— begin Excerpted records —
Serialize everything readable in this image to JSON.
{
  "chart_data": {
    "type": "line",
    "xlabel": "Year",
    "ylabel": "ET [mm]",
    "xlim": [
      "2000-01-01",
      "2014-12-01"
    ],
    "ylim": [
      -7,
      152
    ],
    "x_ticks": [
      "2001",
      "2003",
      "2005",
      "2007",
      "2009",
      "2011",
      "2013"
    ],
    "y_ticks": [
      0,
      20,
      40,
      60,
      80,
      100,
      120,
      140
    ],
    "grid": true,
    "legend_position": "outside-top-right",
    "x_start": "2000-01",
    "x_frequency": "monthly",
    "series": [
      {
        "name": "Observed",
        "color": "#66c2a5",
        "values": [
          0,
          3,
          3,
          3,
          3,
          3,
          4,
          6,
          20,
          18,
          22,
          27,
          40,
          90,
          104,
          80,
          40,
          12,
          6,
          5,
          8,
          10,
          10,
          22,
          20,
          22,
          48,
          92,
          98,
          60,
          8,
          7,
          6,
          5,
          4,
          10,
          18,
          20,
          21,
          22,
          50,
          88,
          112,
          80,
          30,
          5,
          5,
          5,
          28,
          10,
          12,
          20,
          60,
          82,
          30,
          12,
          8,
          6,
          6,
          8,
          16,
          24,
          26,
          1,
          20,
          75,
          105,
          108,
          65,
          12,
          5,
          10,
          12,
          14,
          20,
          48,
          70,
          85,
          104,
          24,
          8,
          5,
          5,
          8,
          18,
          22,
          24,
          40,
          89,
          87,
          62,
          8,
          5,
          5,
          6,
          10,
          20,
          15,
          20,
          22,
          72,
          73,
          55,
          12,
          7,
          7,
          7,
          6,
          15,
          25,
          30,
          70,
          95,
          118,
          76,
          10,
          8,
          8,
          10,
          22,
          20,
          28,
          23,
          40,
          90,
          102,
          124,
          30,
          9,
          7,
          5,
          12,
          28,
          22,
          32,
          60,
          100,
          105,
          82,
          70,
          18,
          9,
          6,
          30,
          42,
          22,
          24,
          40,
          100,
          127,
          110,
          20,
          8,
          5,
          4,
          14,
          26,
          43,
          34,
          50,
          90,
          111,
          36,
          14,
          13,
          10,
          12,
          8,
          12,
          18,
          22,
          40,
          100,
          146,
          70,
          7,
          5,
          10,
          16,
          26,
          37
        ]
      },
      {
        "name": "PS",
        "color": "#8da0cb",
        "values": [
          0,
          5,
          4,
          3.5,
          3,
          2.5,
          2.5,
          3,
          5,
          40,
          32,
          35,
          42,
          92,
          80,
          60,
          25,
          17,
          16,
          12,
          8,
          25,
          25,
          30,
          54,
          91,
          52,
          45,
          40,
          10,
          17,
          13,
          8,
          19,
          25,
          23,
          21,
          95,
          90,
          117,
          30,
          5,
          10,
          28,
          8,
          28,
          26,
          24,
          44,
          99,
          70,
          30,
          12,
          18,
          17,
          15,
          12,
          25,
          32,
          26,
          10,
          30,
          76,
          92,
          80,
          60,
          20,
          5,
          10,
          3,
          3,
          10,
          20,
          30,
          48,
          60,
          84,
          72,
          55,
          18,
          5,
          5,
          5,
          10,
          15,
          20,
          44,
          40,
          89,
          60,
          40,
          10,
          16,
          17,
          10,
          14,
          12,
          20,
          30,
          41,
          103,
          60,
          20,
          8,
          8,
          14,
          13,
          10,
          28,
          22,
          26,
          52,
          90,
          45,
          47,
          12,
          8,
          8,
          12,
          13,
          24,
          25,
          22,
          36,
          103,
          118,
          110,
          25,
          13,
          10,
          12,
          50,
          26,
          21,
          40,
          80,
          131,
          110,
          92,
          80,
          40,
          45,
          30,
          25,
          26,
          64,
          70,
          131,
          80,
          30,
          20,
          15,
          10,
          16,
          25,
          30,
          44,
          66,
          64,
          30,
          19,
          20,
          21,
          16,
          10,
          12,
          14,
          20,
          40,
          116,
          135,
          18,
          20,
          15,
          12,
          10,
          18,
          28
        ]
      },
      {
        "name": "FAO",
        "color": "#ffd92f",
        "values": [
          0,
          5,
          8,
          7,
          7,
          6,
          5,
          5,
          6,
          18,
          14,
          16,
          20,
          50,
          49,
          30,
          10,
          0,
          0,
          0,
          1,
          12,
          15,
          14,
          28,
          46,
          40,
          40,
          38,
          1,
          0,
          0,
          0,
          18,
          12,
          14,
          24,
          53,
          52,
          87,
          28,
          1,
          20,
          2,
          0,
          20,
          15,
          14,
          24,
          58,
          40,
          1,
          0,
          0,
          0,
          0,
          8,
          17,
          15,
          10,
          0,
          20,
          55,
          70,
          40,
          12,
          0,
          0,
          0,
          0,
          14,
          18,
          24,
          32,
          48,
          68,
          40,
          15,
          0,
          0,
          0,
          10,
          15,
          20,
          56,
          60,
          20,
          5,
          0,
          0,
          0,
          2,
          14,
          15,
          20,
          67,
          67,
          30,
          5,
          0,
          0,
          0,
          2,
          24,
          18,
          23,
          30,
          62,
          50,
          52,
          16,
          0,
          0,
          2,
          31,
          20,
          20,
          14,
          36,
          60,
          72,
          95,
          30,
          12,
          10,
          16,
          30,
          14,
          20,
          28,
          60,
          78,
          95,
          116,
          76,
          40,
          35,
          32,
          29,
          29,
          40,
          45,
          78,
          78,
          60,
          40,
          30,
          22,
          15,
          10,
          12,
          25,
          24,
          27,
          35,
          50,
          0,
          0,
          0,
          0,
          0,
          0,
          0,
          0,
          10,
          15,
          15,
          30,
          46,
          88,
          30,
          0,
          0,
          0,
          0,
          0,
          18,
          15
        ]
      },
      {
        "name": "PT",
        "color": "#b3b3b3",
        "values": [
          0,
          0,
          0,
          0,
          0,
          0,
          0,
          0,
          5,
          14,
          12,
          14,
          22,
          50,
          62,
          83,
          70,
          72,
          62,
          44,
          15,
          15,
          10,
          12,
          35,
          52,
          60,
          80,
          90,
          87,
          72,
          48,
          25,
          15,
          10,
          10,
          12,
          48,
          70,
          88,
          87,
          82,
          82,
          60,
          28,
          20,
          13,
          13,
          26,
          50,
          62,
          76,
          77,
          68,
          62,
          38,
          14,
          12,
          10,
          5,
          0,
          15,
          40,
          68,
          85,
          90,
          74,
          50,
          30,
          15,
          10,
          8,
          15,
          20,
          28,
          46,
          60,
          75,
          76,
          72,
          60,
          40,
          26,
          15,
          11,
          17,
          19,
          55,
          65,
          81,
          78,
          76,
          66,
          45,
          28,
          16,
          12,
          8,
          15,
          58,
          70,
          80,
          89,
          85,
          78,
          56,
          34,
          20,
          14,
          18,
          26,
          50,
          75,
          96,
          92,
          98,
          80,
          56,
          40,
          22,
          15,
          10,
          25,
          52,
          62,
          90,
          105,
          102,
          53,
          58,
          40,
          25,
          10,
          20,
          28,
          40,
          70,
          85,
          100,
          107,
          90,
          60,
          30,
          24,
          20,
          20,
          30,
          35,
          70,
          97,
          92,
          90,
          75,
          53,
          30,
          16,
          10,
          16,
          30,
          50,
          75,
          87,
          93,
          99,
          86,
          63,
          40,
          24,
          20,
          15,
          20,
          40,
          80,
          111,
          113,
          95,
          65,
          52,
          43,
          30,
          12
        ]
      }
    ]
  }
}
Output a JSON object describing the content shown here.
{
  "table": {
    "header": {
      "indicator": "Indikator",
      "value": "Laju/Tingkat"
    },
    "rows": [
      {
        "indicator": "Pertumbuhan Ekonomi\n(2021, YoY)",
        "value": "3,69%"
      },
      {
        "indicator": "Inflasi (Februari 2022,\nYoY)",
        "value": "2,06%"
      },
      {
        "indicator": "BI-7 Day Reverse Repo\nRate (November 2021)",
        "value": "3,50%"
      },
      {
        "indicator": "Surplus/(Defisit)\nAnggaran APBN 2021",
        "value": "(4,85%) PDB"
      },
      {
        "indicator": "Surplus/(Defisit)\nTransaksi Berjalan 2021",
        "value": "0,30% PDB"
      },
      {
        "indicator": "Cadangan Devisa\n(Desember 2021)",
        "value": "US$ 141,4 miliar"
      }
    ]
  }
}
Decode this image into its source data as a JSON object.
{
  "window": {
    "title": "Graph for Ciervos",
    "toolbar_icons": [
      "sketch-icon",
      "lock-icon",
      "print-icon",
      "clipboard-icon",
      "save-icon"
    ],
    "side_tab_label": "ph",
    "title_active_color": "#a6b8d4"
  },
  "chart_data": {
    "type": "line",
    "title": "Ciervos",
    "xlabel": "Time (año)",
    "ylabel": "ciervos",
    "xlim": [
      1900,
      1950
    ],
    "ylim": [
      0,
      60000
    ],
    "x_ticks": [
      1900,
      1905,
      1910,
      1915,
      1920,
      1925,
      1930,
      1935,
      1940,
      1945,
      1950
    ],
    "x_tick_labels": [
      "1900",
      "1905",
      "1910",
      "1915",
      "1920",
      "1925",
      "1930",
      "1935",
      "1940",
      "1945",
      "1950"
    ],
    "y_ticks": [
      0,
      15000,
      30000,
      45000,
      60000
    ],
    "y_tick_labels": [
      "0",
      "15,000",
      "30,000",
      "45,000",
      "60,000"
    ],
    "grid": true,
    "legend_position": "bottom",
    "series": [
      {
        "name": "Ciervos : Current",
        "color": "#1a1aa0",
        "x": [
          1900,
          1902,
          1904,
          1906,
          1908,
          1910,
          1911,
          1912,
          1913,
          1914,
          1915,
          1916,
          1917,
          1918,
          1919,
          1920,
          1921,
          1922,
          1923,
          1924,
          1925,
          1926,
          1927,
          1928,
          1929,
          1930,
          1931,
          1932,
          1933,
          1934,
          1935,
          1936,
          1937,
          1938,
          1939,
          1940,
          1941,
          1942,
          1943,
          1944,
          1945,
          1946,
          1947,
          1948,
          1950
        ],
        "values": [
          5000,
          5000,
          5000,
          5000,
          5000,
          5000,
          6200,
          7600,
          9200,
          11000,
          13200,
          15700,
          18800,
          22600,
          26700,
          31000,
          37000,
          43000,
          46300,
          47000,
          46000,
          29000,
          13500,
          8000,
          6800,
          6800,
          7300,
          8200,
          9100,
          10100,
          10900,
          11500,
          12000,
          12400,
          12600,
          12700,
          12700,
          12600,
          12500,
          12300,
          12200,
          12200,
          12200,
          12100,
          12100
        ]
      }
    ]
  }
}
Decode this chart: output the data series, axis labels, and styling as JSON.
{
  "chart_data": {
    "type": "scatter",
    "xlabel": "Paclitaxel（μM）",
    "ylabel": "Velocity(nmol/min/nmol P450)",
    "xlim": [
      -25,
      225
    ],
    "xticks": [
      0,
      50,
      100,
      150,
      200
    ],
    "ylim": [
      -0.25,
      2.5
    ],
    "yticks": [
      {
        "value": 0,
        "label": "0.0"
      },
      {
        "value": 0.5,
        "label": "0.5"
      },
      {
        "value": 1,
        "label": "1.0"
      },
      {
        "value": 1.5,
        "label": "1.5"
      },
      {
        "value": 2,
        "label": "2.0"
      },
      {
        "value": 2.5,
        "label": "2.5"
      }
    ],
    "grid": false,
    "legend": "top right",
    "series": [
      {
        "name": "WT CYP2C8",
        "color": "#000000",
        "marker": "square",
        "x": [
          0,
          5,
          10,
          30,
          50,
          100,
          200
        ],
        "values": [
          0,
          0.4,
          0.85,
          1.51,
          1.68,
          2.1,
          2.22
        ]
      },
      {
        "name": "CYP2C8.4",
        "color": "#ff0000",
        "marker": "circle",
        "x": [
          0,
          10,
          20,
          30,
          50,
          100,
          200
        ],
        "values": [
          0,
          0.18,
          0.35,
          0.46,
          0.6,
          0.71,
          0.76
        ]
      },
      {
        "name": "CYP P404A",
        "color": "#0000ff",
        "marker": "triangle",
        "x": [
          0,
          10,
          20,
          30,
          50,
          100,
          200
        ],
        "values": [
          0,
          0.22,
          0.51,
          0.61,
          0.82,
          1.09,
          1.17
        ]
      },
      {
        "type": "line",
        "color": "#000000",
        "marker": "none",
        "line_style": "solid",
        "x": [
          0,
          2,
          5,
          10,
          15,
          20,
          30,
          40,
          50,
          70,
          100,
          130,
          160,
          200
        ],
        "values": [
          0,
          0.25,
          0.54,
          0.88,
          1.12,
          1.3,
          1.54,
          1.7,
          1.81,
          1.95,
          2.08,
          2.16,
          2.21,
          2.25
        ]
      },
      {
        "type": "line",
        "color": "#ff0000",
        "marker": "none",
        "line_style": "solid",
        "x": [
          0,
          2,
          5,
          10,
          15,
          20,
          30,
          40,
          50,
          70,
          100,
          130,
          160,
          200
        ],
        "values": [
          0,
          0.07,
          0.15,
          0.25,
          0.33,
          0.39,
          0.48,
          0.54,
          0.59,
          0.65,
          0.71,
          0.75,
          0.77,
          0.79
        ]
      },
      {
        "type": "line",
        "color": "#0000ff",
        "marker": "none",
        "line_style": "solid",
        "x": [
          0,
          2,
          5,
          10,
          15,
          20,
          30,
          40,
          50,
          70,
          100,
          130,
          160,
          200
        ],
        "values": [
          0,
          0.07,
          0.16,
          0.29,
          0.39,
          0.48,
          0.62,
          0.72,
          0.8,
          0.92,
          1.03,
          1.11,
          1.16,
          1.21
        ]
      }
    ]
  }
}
— end Excerpted records —
Task to complete: Go through the listing above and return every line where the word "name" occurs.

The reply:
        "name": "Observed",
        "name": "PS",
        "name": "FAO",
        "name": "PT",
        "name": "Ciervos : Current",
        "name": "WT CYP2C8",
        "name": "CYP2C8.4",
        "name": "CYP P404A",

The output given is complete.